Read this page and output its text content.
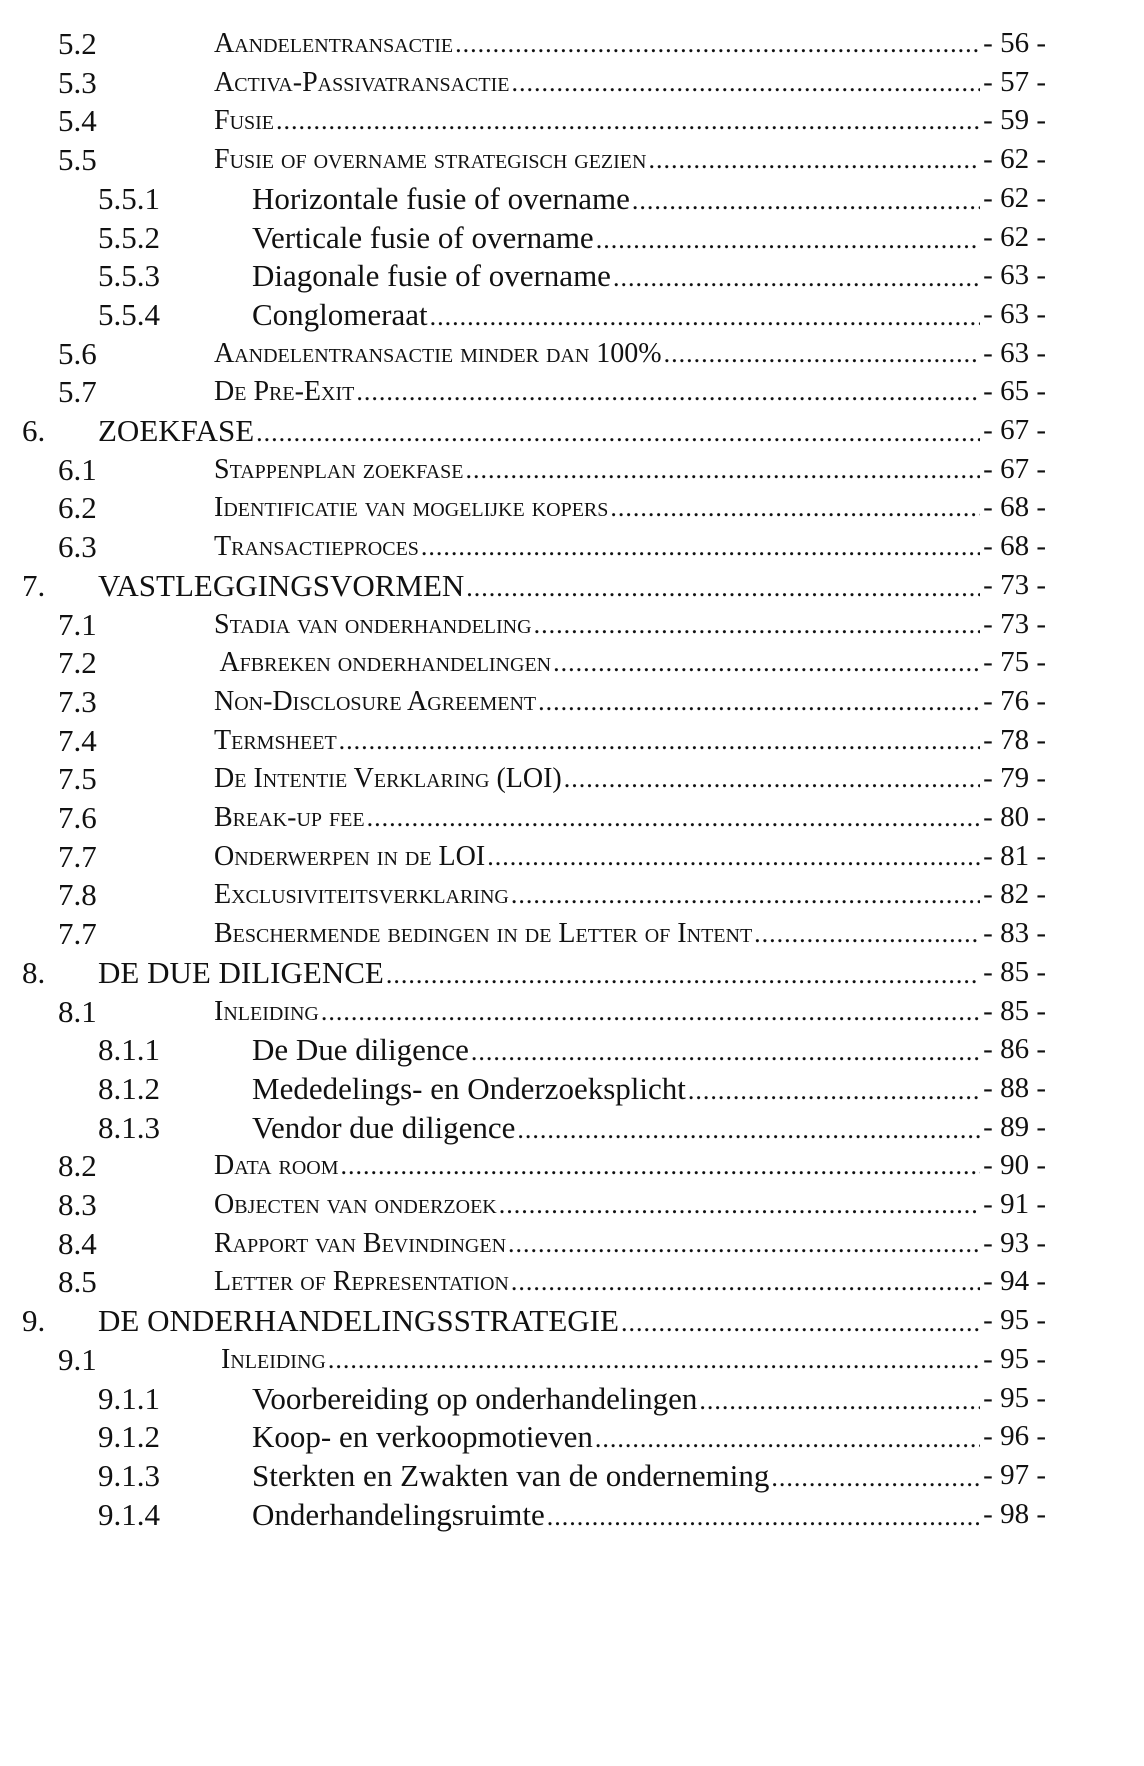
5.2	Aandelentransactie .....	- 56 -
5.3	Activa-Passivatransactie .....	- 57 -
5.4	Fusie .....	- 59 -
5.5	Fusie of overname strategisch gezien .....	- 62 -
5.5.1	Horizontale fusie of overname .....	- 62 -
5.5.2	Verticale fusie of overname .....	- 62 -
5.5.3	Diagonale fusie of overname .....	- 63 -
5.5.4	Conglomeraat .....	- 63 -
5.6	Aandelentransactie minder dan 100% .....	- 63 -
5.7	De Pre-Exit .....	- 65 -
6. ZOEKFASE .....	- 67 -
6.1	Stappenplan zoekfase .....	- 67 -
6.2	Identificatie van mogelijke kopers .....	- 68 -
6.3	Transactieproces .....	- 68 -
7. VASTLEGGINGSVORMEN .....	- 73 -
7.1	Stadia van onderhandeling .....	- 73 -
7.2	Afbreken onderhandelingen .....	- 75 -
7.3	Non-Disclosure Agreement .....	- 76 -
7.4	Termsheet .....	- 78 -
7.5	De Intentie Verklaring (LOI) .....	- 79 -
7.6	Break-up fee .....	- 80 -
7.7	Onderwerpen in de LOI .....	- 81 -
7.8	Exclusiviteitsverklaring .....	- 82 -
7.7	Beschermende bedingen in de Letter of Intent .....	- 83 -
8. DE DUE DILIGENCE .....	- 85 -
8.1	Inleiding .....	- 85 -
8.1.1	De Due diligence .....	- 86 -
8.1.2	Mededelings- en Onderzoeksplicht .....	- 88 -
8.1.3	Vendor due diligence .....	- 89 -
8.2	Data room .....	- 90 -
8.3	Objecten van onderzoek .....	- 91 -
8.4	Rapport van Bevindingen .....	- 93 -
8.5	Letter of Representation .....	- 94 -
9. DE ONDERHANDELINGSSTRATEGIE .....	- 95 -
9.1	Inleiding .....	- 95 -
9.1.1	Voorbereiding op onderhandelingen .....	- 95 -
9.1.2	Koop- en verkoopmotieven .....	- 96 -
9.1.3	Sterkten en Zwakten van de onderneming .....	- 97 -
9.1.4	Onderhandelingsruimte .....	- 98 -
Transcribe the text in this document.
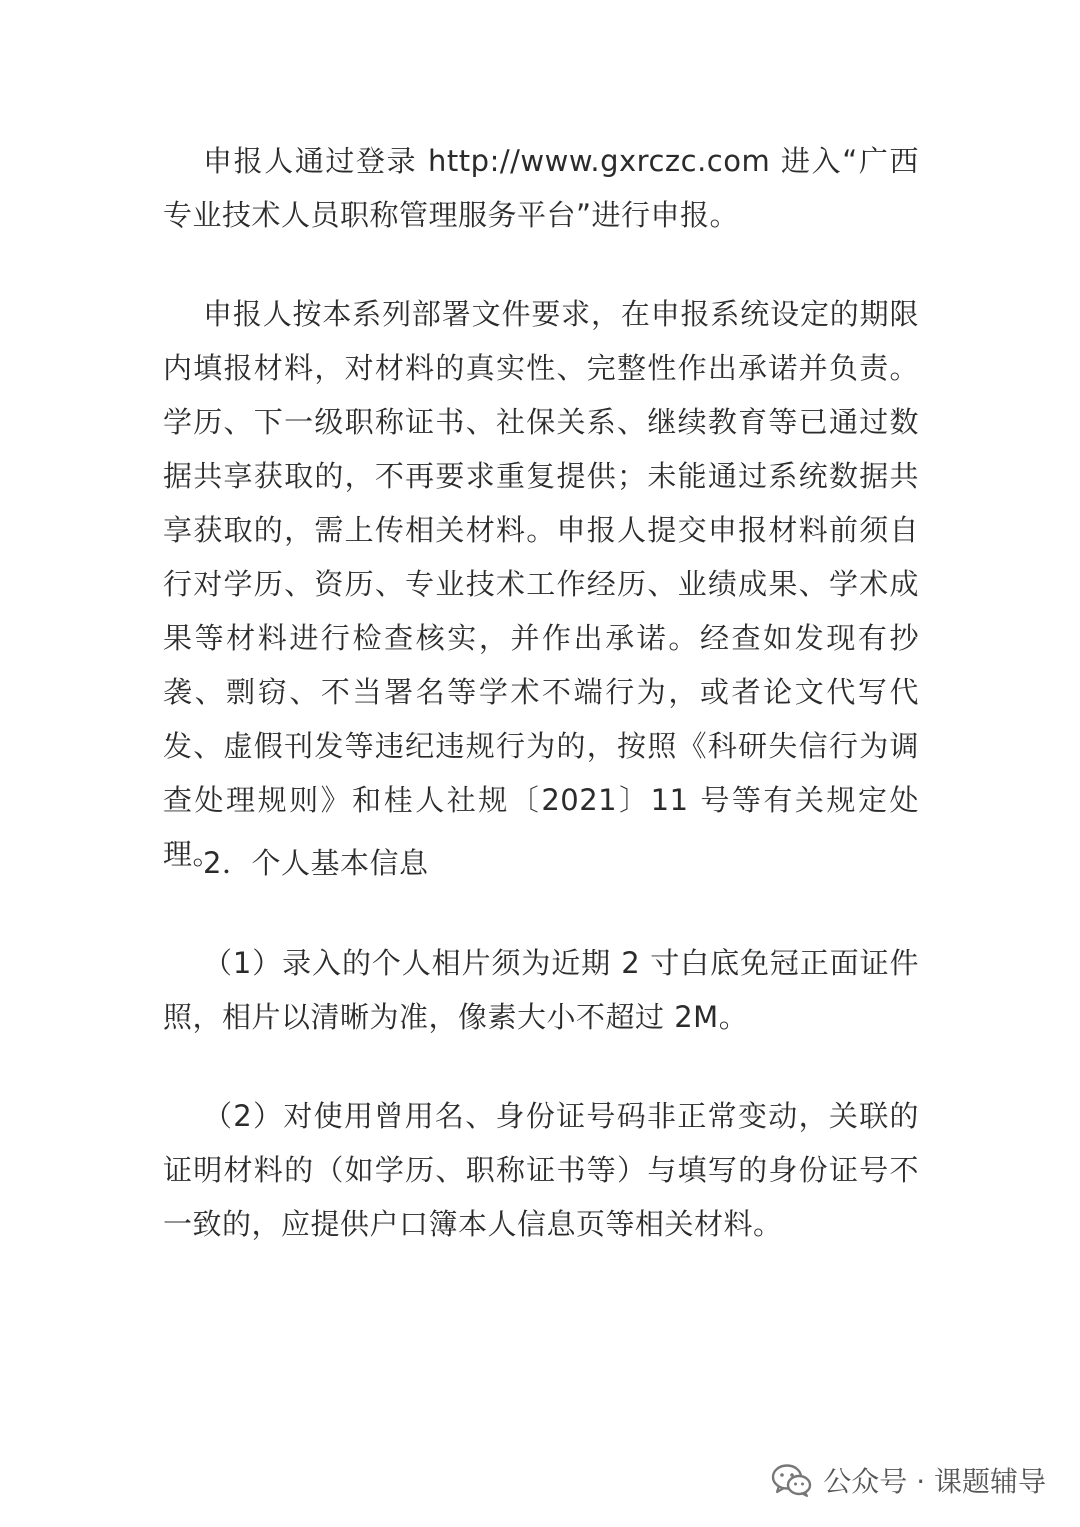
申报人通过登录 http://www.gxrczc.com 进入“广西专业技术人员职称管理服务平台”进行申报。

申报人按本系列部署文件要求，在申报系统设定的期限内填报材料，对材料的真实性、完整性作出承诺并负责。学历、下一级职称证书、社保关系、继续教育等已通过数据共享获取的，不再要求重复提供；未能通过系统数据共享获取的，需上传相关材料。申报人提交申报材料前须自行对学历、资历、专业技术工作经历、业绩成果、学术成果等材料进行检查核实，并作出承诺。经查如发现有抄袭、剽窃、不当署名等学术不端行为，或者论文代写代发、虚假刊发等违纪违规行为的，按照《科研失信行为调查处理规则》和桂人社规〔2021〕11 号等有关规定处理。

2．个人基本信息

（1）录入的个人相片须为近期 2 寸白底免冠正面证件照，相片以清晰为准，像素大小不超过 2M。

（2）对使用曾用名、身份证号码非正常变动，关联的证明材料的（如学历、职称证书等）与填写的身份证号不一致的，应提供户口簿本人信息页等相关材料。

公众号 · 课题辅导
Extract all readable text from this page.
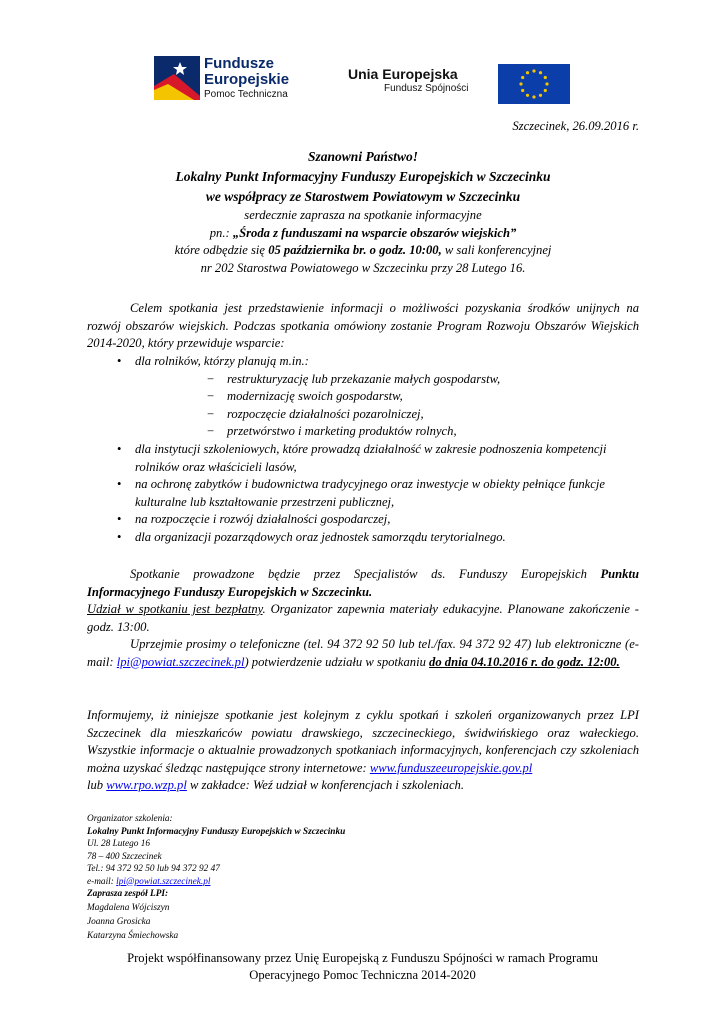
Fundusze
Europejskie
Pomoc Techniczna
Unia Europejska
Fundusz Spójności
Szczecinek, 26.09.2016 r.
Szanowni Państwo!
Lokalny Punkt Informacyjny Funduszy Europejskich w Szczecinku
we współpracy ze Starostwem Powiatowym w Szczecinku
serdecznie zaprasza na spotkanie informacyjne
pn.: „Środa z funduszami na wsparcie obszarów wiejskich”
które odbędzie się 05 października br. o godz. 10:00, w sali konferencyjnej
nr 202 Starostwa Powiatowego w Szczecinku przy 28 Lutego 16.
Celem spotkania jest przedstawienie informacji o możliwości pozyskania środków unijnych na rozwój obszarów wiejskich. Podczas spotkania omówiony zostanie Program Rozwoju Obszarów Wiejskich 2014-2020, który przewiduje wsparcie:
• dla rolników, którzy planują m.in.:
− restrukturyzację lub przekazanie małych gospodarstw,
− modernizację swoich gospodarstw,
− rozpoczęcie działalności pozarolniczej,
− przetwórstwo i marketing produktów rolnych,
• dla instytucji szkoleniowych, które prowadzą działalność w zakresie podnoszenia kompetencji rolników oraz właścicieli lasów,
• na ochronę zabytków i budownictwa tradycyjnego oraz inwestycje w obiekty pełniące funkcje kulturalne lub kształtowanie przestrzeni publicznej,
• na rozpoczęcie i rozwój działalności gospodarczej,
• dla organizacji pozarządowych oraz jednostek samorządu terytorialnego.
Spotkanie prowadzone będzie przez Specjalistów ds. Funduszy Europejskich Punktu Informacyjnego Funduszy Europejskich w Szczecinku.
Udział w spotkaniu jest bezpłatny. Organizator zapewnia materiały edukacyjne. Planowane zakończenie - godz. 13:00.
Uprzejmie prosimy o telefoniczne (tel. 94 372 92 50 lub tel./fax. 94 372 92 47) lub elektroniczne (e-mail: lpi@powiat.szczecinek.pl) potwierdzenie udziału w spotkaniu do dnia 04.10.2016 r. do godz. 12:00.
Informujemy, iż niniejsze spotkanie jest kolejnym z cyklu spotkań i szkoleń organizowanych przez LPI Szczecinek dla mieszkańców powiatu drawskiego, szczecineckiego, świdwińskiego oraz wałeckiego. Wszystkie informacje o aktualnie prowadzonych spotkaniach informacyjnych, konferencjach czy szkoleniach można uzyskać śledząc następujące strony internetowe: www.funduszeeuropejskie.gov.pl
lub www.rpo.wzp.pl w zakładce: Weź udział w konferencjach i szkoleniach.
Organizator szkolenia:
Lokalny Punkt Informacyjny Funduszy Europejskich w Szczecinku
Ul. 28 Lutego 16
78 – 400 Szczecinek
Tel.: 94 372 92 50 lub 94 372 92 47
e-mail: lpi@powiat.szczecinek.pl
Zaprasza zespół LPI:
Magdalena Wójciszyn
Joanna Grosicka
Katarzyna Śmiechowska
Projekt współfinansowany przez Unię Europejską z Funduszu Spójności w ramach Programu
Operacyjnego Pomoc Techniczna 2014-2020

**EXERCISE AIM**: Write out the entries again, exactly as given, skipping any images.

**RESPONSE TO THE EXERCISE**:
Read this page and output its text content.
5.2	Aandelentransactie .....	- 56 -
5.3	Activa-Passivatransactie .....	- 57 -
5.4	Fusie .....	- 59 -
5.5	Fusie of overname strategisch gezien .....	- 62 -
5.5.1	Horizontale fusie of overname .....	- 62 -
5.5.2	Verticale fusie of overname .....	- 62 -
5.5.3	Diagonale fusie of overname .....	- 63 -
5.5.4	Conglomeraat .....	- 63 -
5.6	Aandelentransactie minder dan 100% .....	- 63 -
5.7	De Pre-Exit .....	- 65 -
6. ZOEKFASE .....	- 67 -
6.1	Stappenplan zoekfase .....	- 67 -
6.2	Identificatie van mogelijke kopers .....	- 68 -
6.3	Transactieproces .....	- 68 -
7. VASTLEGGINGSVORMEN .....	- 73 -
7.1	Stadia van onderhandeling .....	- 73 -
7.2	Afbreken onderhandelingen .....	- 75 -
7.3	Non-Disclosure Agreement .....	- 76 -
7.4	Termsheet .....	- 78 -
7.5	De Intentie Verklaring (LOI) .....	- 79 -
7.6	Break-up fee .....	- 80 -
7.7	Onderwerpen in de LOI .....	- 81 -
7.8	Exclusiviteitsverklaring .....	- 82 -
7.7	Beschermende bedingen in de Letter of Intent .....	- 83 -
8. DE DUE DILIGENCE .....	- 85 -
8.1	Inleiding .....	- 85 -
8.1.1	De Due diligence .....	- 86 -
8.1.2	Mededelings- en Onderzoeksplicht .....	- 88 -
8.1.3	Vendor due diligence .....	- 89 -
8.2	Data room .....	- 90 -
8.3	Objecten van onderzoek .....	- 91 -
8.4	Rapport van Bevindingen .....	- 93 -
8.5	Letter of Representation .....	- 94 -
9. DE ONDERHANDELINGSSTRATEGIE .....	- 95 -
9.1	Inleiding .....	- 95 -
9.1.1	Voorbereiding op onderhandelingen .....	- 95 -
9.1.2	Koop- en verkoopmotieven .....	- 96 -
9.1.3	Sterkten en Zwakten van de onderneming .....	- 97 -
9.1.4	Onderhandelingsruimte .....	- 98 -
Transcribe the text in this document.
申报人通过登录 http://www.gxrczc.com 进入“广西专业技术人员职称管理服务平台”进行申报。

申报人按本系列部署文件要求，在申报系统设定的期限内填报材料，对材料的真实性、完整性作出承诺并负责。学历、下一级职称证书、社保关系、继续教育等已通过数据共享获取的，不再要求重复提供；未能通过系统数据共享获取的，需上传相关材料。申报人提交申报材料前须自行对学历、资历、专业技术工作经历、业绩成果、学术成果等材料进行检查核实，并作出承诺。经查如发现有抄袭、剽窃、不当署名等学术不端行为，或者论文代写代发、虚假刊发等违纪违规行为的，按照《科研失信行为调查处理规则》和桂人社规〔2021〕11 号等有关规定处理。

2．个人基本信息

（1）录入的个人相片须为近期 2 寸白底免冠正面证件照，相片以清晰为准，像素大小不超过 2M。

（2）对使用曾用名、身份证号码非正常变动，关联的证明材料的（如学历、职称证书等）与填写的身份证号不一致的，应提供户口簿本人信息页等相关材料。

公众号 · 课题辅导
Extract all readable text from this page.
Fundusze
Europejskie
Pomoc Techniczna
Unia Europejska
Fundusz Spójności
Szczecinek, 26.09.2016 r.
Szanowni Państwo!
Lokalny Punkt Informacyjny Funduszy Europejskich w Szczecinku
we współpracy ze Starostwem Powiatowym w Szczecinku
serdecznie zaprasza na spotkanie informacyjne
pn.: „Środa z funduszami na wsparcie obszarów wiejskich”
które odbędzie się 05 października br. o godz. 10:00, w sali konferencyjnej
nr 202 Starostwa Powiatowego w Szczecinku przy 28 Lutego 16.
Celem spotkania jest przedstawienie informacji o możliwości pozyskania środków unijnych na rozwój obszarów wiejskich. Podczas spotkania omówiony zostanie Program Rozwoju Obszarów Wiejskich 2014-2020, który przewiduje wsparcie:
• dla rolników, którzy planują m.in.:
− restrukturyzację lub przekazanie małych gospodarstw,
− modernizację swoich gospodarstw,
− rozpoczęcie działalności pozarolniczej,
− przetwórstwo i marketing produktów rolnych,
• dla instytucji szkoleniowych, które prowadzą działalność w zakresie podnoszenia kompetencji rolników oraz właścicieli lasów,
• na ochronę zabytków i budownictwa tradycyjnego oraz inwestycje w obiekty pełniące funkcje kulturalne lub kształtowanie przestrzeni publicznej,
• na rozpoczęcie i rozwój działalności gospodarczej,
• dla organizacji pozarządowych oraz jednostek samorządu terytorialnego.
Spotkanie prowadzone będzie przez Specjalistów ds. Funduszy Europejskich Punktu Informacyjnego Funduszy Europejskich w Szczecinku.
Udział w spotkaniu jest bezpłatny. Organizator zapewnia materiały edukacyjne. Planowane zakończenie - godz. 13:00.
Uprzejmie prosimy o telefoniczne (tel. 94 372 92 50 lub tel./fax. 94 372 92 47) lub elektroniczne (e-mail: lpi@powiat.szczecinek.pl) potwierdzenie udziału w spotkaniu do dnia 04.10.2016 r. do godz. 12:00.
Informujemy, iż niniejsze spotkanie jest kolejnym z cyklu spotkań i szkoleń organizowanych przez LPI Szczecinek dla mieszkańców powiatu drawskiego, szczecineckiego, świdwińskiego oraz wałeckiego. Wszystkie informacje o aktualnie prowadzonych spotkaniach informacyjnych, konferencjach czy szkoleniach można uzyskać śledząc następujące strony internetowe: www.funduszeeuropejskie.gov.pl
lub www.rpo.wzp.pl w zakładce: Weź udział w konferencjach i szkoleniach.
Organizator szkolenia:
Lokalny Punkt Informacyjny Funduszy Europejskich w Szczecinku
Ul. 28 Lutego 16
78 – 400 Szczecinek
Tel.: 94 372 92 50 lub 94 372 92 47
e-mail: lpi@powiat.szczecinek.pl
Zaprasza zespół LPI:
Magdalena Wójciszyn
Joanna Grosicka
Katarzyna Śmiechowska
Projekt współfinansowany przez Unię Europejską z Funduszu Spójności w ramach Programu
Operacyjnego Pomoc Techniczna 2014-2020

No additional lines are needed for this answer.